> _GIVEN EXERCISE_:
How many lines in the records below contain the word "seed"? Give only the number.

--*--

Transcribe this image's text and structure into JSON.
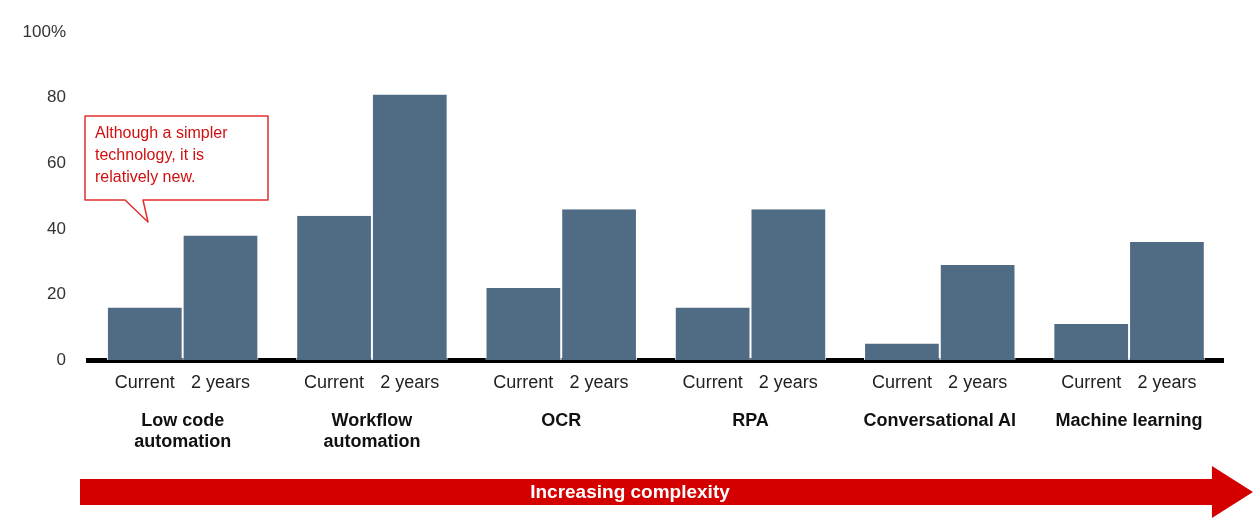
{
  "chart_data": {
    "type": "bar",
    "categories": [
      "Low code automation",
      "Workflow automation",
      "OCR",
      "RPA",
      "Conversational AI",
      "Machine learning"
    ],
    "series": [
      {
        "name": "Current",
        "color": "#506b84",
        "values": [
          16,
          44,
          22,
          16,
          5,
          11
        ]
      },
      {
        "name": "2 years",
        "color": "#506b84",
        "values": [
          38,
          81,
          46,
          46,
          29,
          36
        ]
      }
    ],
    "ylim": [
      0,
      100
    ],
    "yticks": [
      0,
      20,
      40,
      60,
      80,
      {
        "value": 100,
        "label": "100%"
      }
    ],
    "grid": false,
    "legend": false,
    "annotations": [
      "Although a simpler technology, it is relatively new.",
      "Increasing complexity"
    ]
  }
}
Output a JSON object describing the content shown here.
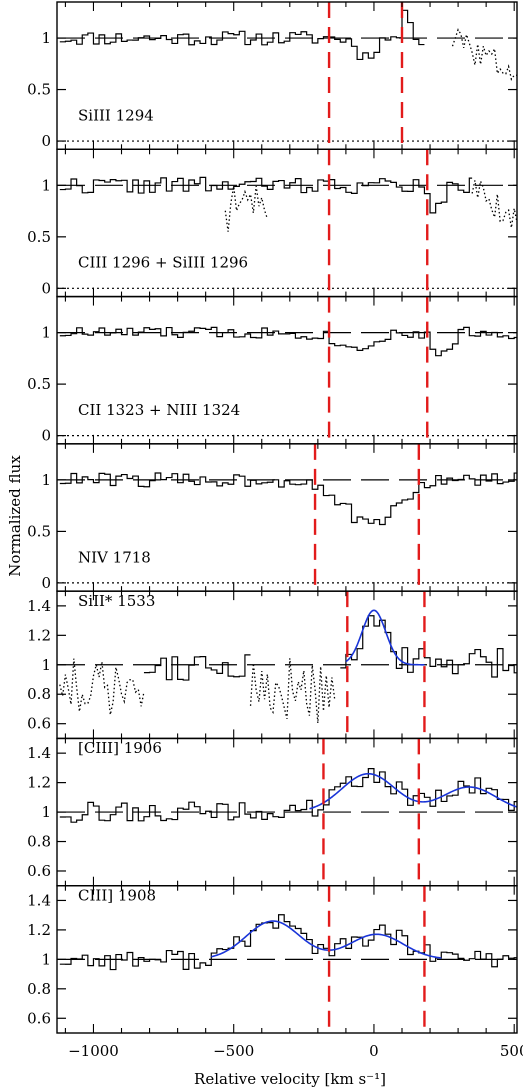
{
  "chart_data": {
    "type": "line",
    "xlabel": "Relative velocity [km s⁻¹]",
    "ylabel": "Normalized flux",
    "xlim": [
      -1130,
      510
    ],
    "x_ticks": [
      -1000,
      -500,
      0,
      500
    ],
    "x_tick_labels": [
      "−1000",
      "−500",
      "0",
      "500"
    ],
    "grid": false,
    "colors": {
      "spectrum": "#000000",
      "fit": "#1a35d8",
      "bounds": "#e21b1b",
      "reference": "#000000"
    },
    "panels": [
      {
        "label": "SiIII  1294",
        "ylim": [
          -0.08,
          1.35
        ],
        "y_ticks": [
          0,
          0.5,
          1
        ],
        "y_tick_labels": [
          "0",
          "0.5",
          "1"
        ],
        "continuum": 1.0,
        "zero_level": 0.0,
        "bounds": [
          -160,
          100
        ],
        "spectrum": {
          "x_start": -1120,
          "x_step": 20,
          "x_end": 180,
          "seed": 11,
          "noise": 0.07
        },
        "features": [
          {
            "kind": "absorption",
            "center": -40,
            "width": 30,
            "depth": 0.18
          },
          {
            "kind": "emission",
            "center": 110,
            "width": 15,
            "height": 0.25
          }
        ],
        "contaminated": [
          {
            "from": 280,
            "to": 510,
            "seed": 3,
            "trend": -0.35
          }
        ],
        "fit": null
      },
      {
        "label": "CIII  1296  +  SiIII  1296",
        "ylim": [
          -0.08,
          1.35
        ],
        "y_ticks": [
          0,
          0.5,
          1
        ],
        "y_tick_labels": [
          "0",
          "0.5",
          "1"
        ],
        "continuum": 1.0,
        "zero_level": 0.0,
        "bounds": [
          -160,
          190
        ],
        "spectrum": {
          "x_start": -1120,
          "x_step": 20,
          "x_end": 350,
          "seed": 22,
          "noise": 0.08
        },
        "features": [
          {
            "kind": "absorption",
            "center": 210,
            "width": 25,
            "depth": 0.25
          }
        ],
        "contaminated": [
          {
            "from": -530,
            "to": -380,
            "seed": 9,
            "trend": -0.25
          },
          {
            "from": 350,
            "to": 510,
            "seed": 5,
            "trend": -0.35
          }
        ],
        "fit": null
      },
      {
        "label": "CII  1323  +  NIII  1324",
        "ylim": [
          -0.08,
          1.35
        ],
        "y_ticks": [
          0,
          0.5,
          1
        ],
        "y_tick_labels": [
          "0",
          "0.5",
          "1"
        ],
        "continuum": 1.0,
        "zero_level": 0.0,
        "bounds": [
          -160,
          190
        ],
        "spectrum": {
          "x_start": -1120,
          "x_step": 20,
          "x_end": 510,
          "seed": 33,
          "noise": 0.06
        },
        "features": [
          {
            "kind": "absorption",
            "center": -80,
            "width": 60,
            "depth": 0.15
          },
          {
            "kind": "absorption",
            "center": 230,
            "width": 30,
            "depth": 0.22
          }
        ],
        "contaminated": [],
        "fit": null
      },
      {
        "label": "NIV  1718",
        "ylim": [
          -0.08,
          1.35
        ],
        "y_ticks": [
          0,
          0.5,
          1
        ],
        "y_tick_labels": [
          "0",
          "0.5",
          "1"
        ],
        "continuum": 1.0,
        "zero_level": 0.0,
        "bounds": [
          -210,
          160
        ],
        "spectrum": {
          "x_start": -1120,
          "x_step": 20,
          "x_end": 510,
          "seed": 44,
          "noise": 0.07
        },
        "features": [
          {
            "kind": "absorption",
            "center": -20,
            "width": 90,
            "depth": 0.45
          }
        ],
        "contaminated": [],
        "fit": null
      },
      {
        "label": "SiII*  1533",
        "ylim": [
          0.5,
          1.5
        ],
        "y_ticks": [
          0.6,
          0.8,
          1,
          1.2,
          1.4
        ],
        "y_tick_labels": [
          "0.6",
          "0.8",
          "1",
          "1.2",
          "1.4"
        ],
        "continuum": 1.0,
        "zero_level": null,
        "bounds": [
          -95,
          180
        ],
        "spectrum": {
          "x_start": -820,
          "x_step": 20,
          "x_end": 510,
          "seed": 55,
          "noise": 0.11
        },
        "features": [],
        "contaminated": [
          {
            "from": -1120,
            "to": -820,
            "seed": 12,
            "trend": -0.15
          }
        ],
        "dotted_windows": [
          {
            "from": -440,
            "to": -130,
            "seed": 17
          }
        ],
        "fit": {
          "x_range": [
            -100,
            180
          ],
          "baseline": 1.0,
          "components": [
            {
              "center": 0,
              "sigma": 42,
              "amp": 0.37
            }
          ]
        }
      },
      {
        "label": "[CIII]  1906",
        "ylim": [
          0.5,
          1.5
        ],
        "y_ticks": [
          0.6,
          0.8,
          1,
          1.2,
          1.4
        ],
        "y_tick_labels": [
          "0.6",
          "0.8",
          "1",
          "1.2",
          "1.4"
        ],
        "continuum": 1.0,
        "zero_level": null,
        "bounds": [
          -180,
          160
        ],
        "spectrum": {
          "x_start": -1120,
          "x_step": 20,
          "x_end": 510,
          "seed": 66,
          "noise": 0.07
        },
        "features": [],
        "contaminated": [],
        "fit": {
          "x_range": [
            -230,
            510
          ],
          "baseline": 1.0,
          "components": [
            {
              "center": -20,
              "sigma": 95,
              "amp": 0.26
            },
            {
              "center": 340,
              "sigma": 95,
              "amp": 0.17
            }
          ]
        }
      },
      {
        "label": "CIII]  1908",
        "ylim": [
          0.5,
          1.5
        ],
        "y_ticks": [
          0.6,
          0.8,
          1,
          1.2,
          1.4
        ],
        "y_tick_labels": [
          "0.6",
          "0.8",
          "1",
          "1.2",
          "1.4"
        ],
        "continuum": 1.0,
        "zero_level": null,
        "bounds": [
          -160,
          180
        ],
        "spectrum": {
          "x_start": -1120,
          "x_step": 20,
          "x_end": 510,
          "seed": 77,
          "noise": 0.07
        },
        "features": [],
        "contaminated": [],
        "fit": {
          "x_range": [
            -580,
            240
          ],
          "baseline": 1.0,
          "components": [
            {
              "center": -360,
              "sigma": 95,
              "amp": 0.26
            },
            {
              "center": 10,
              "sigma": 95,
              "amp": 0.17
            }
          ]
        }
      }
    ]
  }
}
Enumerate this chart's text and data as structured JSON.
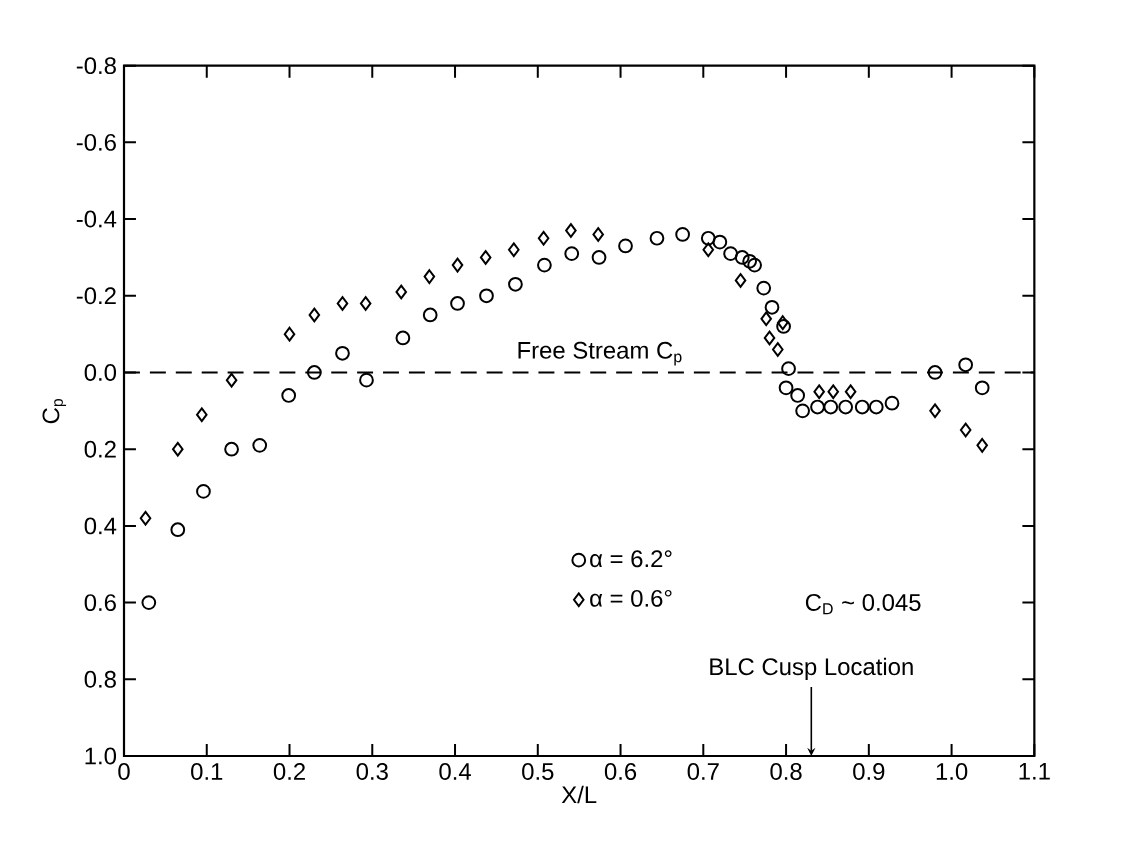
{
  "chart_data": {
    "type": "scatter",
    "xlabel": "X/L",
    "ylabel": "C$_{p}$",
    "xlim": [
      0,
      1.1
    ],
    "ylim": [
      1.0,
      -0.8
    ],
    "xticks": [
      0,
      0.1,
      0.2,
      0.3,
      0.4,
      0.5,
      0.6,
      0.7,
      0.8,
      0.9,
      {
        "value": 1,
        "label": "1.0"
      },
      1.1
    ],
    "yticks": [
      -0.8,
      -0.6,
      -0.4,
      -0.2,
      {
        "value": 0,
        "label": "0.0"
      },
      0.2,
      0.4,
      0.6,
      0.8,
      {
        "value": 1,
        "label": "1.0"
      }
    ],
    "grid": false,
    "legend": "bottom",
    "ref_lines": [
      {
        "axis": "y",
        "value": 0,
        "label": "Free Stream C$_{p}$",
        "line_style": "dashed"
      }
    ],
    "annotations": [
      "C$_{D}$ ~ 0.045",
      "BLC Cusp Location"
    ],
    "series": [
      {
        "name": "α = 6.2°",
        "color": "#000000",
        "marker": "circle",
        "x": [
          0.03,
          0.065,
          0.096,
          0.13,
          0.164,
          0.199,
          0.23,
          0.264,
          0.293,
          0.337,
          0.37,
          0.403,
          0.438,
          0.473,
          0.508,
          0.541,
          0.574,
          0.606,
          0.644,
          0.675,
          0.706,
          0.72,
          0.733,
          0.747,
          0.756,
          0.762,
          0.773,
          0.783,
          0.797,
          0.803,
          0.8,
          0.814,
          0.82,
          0.838,
          0.854,
          0.872,
          0.892,
          0.909,
          0.928,
          0.98,
          1.017,
          1.037
        ],
        "values": [
          0.6,
          0.41,
          0.31,
          0.2,
          0.19,
          0.06,
          0.0,
          -0.05,
          0.02,
          -0.09,
          -0.15,
          -0.18,
          -0.2,
          -0.23,
          -0.28,
          -0.31,
          -0.3,
          -0.33,
          -0.35,
          -0.36,
          -0.35,
          -0.34,
          -0.31,
          -0.3,
          -0.29,
          -0.28,
          -0.22,
          -0.17,
          -0.12,
          -0.01,
          0.04,
          0.06,
          0.1,
          0.09,
          0.09,
          0.09,
          0.09,
          0.09,
          0.08,
          0.0,
          -0.02,
          0.04
        ]
      },
      {
        "name": "α = 0.6°",
        "color": "#000000",
        "marker": "diamond",
        "x": [
          0.026,
          0.065,
          0.094,
          0.13,
          0.2,
          0.23,
          0.264,
          0.292,
          0.335,
          0.369,
          0.403,
          0.437,
          0.471,
          0.507,
          0.54,
          0.573,
          0.706,
          0.745,
          0.776,
          0.796,
          0.78,
          0.79,
          0.84,
          0.857,
          0.878,
          0.98,
          1.017,
          1.037
        ],
        "values": [
          0.38,
          0.2,
          0.11,
          0.02,
          -0.1,
          -0.15,
          -0.18,
          -0.18,
          -0.21,
          -0.25,
          -0.28,
          -0.3,
          -0.32,
          -0.35,
          -0.37,
          -0.36,
          -0.32,
          -0.24,
          -0.14,
          -0.13,
          -0.09,
          -0.06,
          0.05,
          0.05,
          0.05,
          0.1,
          0.15,
          0.19
        ]
      }
    ]
  }
}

--*--

> _RESULT OF THIS EXERCISE_:
12